# [What the task asks]
Every record that follows should be printed verbatim.
[start of Raw records]
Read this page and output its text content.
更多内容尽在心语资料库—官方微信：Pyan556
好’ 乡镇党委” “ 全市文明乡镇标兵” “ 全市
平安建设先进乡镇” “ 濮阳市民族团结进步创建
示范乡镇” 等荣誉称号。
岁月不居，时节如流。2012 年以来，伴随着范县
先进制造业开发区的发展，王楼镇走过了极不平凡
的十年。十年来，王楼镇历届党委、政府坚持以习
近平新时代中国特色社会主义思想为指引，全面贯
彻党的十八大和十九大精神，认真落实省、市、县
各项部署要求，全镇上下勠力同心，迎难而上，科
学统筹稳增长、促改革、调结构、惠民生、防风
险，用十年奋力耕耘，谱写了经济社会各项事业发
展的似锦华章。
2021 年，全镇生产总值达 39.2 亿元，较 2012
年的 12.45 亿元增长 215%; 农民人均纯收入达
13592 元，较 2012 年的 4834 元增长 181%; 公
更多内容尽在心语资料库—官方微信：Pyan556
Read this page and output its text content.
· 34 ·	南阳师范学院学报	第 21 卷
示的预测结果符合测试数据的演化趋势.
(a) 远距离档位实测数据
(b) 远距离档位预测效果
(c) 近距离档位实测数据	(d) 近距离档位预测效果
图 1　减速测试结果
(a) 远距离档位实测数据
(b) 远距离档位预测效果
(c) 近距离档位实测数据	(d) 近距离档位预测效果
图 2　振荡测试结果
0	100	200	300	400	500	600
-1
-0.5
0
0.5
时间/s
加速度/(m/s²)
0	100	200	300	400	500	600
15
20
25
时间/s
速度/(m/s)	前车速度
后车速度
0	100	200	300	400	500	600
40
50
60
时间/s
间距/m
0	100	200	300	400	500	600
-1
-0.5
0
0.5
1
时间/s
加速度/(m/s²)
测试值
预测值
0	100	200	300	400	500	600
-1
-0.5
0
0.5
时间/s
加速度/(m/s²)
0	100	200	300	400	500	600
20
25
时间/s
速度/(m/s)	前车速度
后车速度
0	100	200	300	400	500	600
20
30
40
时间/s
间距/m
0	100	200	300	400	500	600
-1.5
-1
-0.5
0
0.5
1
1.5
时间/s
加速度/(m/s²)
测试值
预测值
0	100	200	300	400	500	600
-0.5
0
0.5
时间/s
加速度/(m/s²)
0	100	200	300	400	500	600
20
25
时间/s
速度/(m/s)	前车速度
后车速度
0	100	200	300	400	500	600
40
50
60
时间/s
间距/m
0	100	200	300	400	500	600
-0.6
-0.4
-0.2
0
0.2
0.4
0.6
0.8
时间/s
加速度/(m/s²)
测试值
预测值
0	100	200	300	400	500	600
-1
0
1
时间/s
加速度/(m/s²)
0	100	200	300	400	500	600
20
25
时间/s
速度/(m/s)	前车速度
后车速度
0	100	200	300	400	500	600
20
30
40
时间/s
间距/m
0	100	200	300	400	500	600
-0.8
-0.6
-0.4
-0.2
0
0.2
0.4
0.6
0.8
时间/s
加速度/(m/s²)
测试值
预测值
[end of Raw records]
# [Reply]
Read this page and output its text content.
更多内容尽在心语资料库—官方微信：Pyan556
好’ 乡镇党委” “ 全市文明乡镇标兵” “ 全市
平安建设先进乡镇” “ 濮阳市民族团结进步创建
示范乡镇” 等荣誉称号。
岁月不居，时节如流。2012 年以来，伴随着范县
先进制造业开发区的发展，王楼镇走过了极不平凡
的十年。十年来，王楼镇历届党委、政府坚持以习
近平新时代中国特色社会主义思想为指引，全面贯
彻党的十八大和十九大精神，认真落实省、市、县
各项部署要求，全镇上下勠力同心，迎难而上，科
学统筹稳增长、促改革、调结构、惠民生、防风
险，用十年奋力耕耘，谱写了经济社会各项事业发
展的似锦华章。
2021 年，全镇生产总值达 39.2 亿元，较 2012
年的 12.45 亿元增长 215%; 农民人均纯收入达
13592 元，较 2012 年的 4834 元增长 181%; 公
更多内容尽在心语资料库—官方微信：Pyan556
Read this page and output its text content.
· 34 ·	南阳师范学院学报	第 21 卷
示的预测结果符合测试数据的演化趋势.
(a) 远距离档位实测数据
(b) 远距离档位预测效果
(c) 近距离档位实测数据	(d) 近距离档位预测效果
图 1　减速测试结果
(a) 远距离档位实测数据
(b) 远距离档位预测效果
(c) 近距离档位实测数据	(d) 近距离档位预测效果
图 2　振荡测试结果
0	100	200	300	400	500	600
-1
-0.5
0
0.5
时间/s
加速度/(m/s²)
0	100	200	300	400	500	600
15
20
25
时间/s
速度/(m/s)	前车速度
后车速度
0	100	200	300	400	500	600
40
50
60
时间/s
间距/m
0	100	200	300	400	500	600
-1
-0.5
0
0.5
1
时间/s
加速度/(m/s²)
测试值
预测值
0	100	200	300	400	500	600
-1
-0.5
0
0.5
时间/s
加速度/(m/s²)
0	100	200	300	400	500	600
20
25
时间/s
速度/(m/s)	前车速度
后车速度
0	100	200	300	400	500	600
20
30
40
时间/s
间距/m
0	100	200	300	400	500	600
-1.5
-1
-0.5
0
0.5
1
1.5
时间/s
加速度/(m/s²)
测试值
预测值
0	100	200	300	400	500	600
-0.5
0
0.5
时间/s
加速度/(m/s²)
0	100	200	300	400	500	600
20
25
时间/s
速度/(m/s)	前车速度
后车速度
0	100	200	300	400	500	600
40
50
60
时间/s
间距/m
0	100	200	300	400	500	600
-0.6
-0.4
-0.2
0
0.2
0.4
0.6
0.8
时间/s
加速度/(m/s²)
测试值
预测值
0	100	200	300	400	500	600
-1
0
1
时间/s
加速度/(m/s²)
0	100	200	300	400	500	600
20
25
时间/s
速度/(m/s)	前车速度
后车速度
0	100	200	300	400	500	600
20
30
40
时间/s
间距/m
0	100	200	300	400	500	600
-0.8
-0.6
-0.4
-0.2
0
0.2
0.4
0.6
0.8
时间/s
加速度/(m/s²)
测试值
预测值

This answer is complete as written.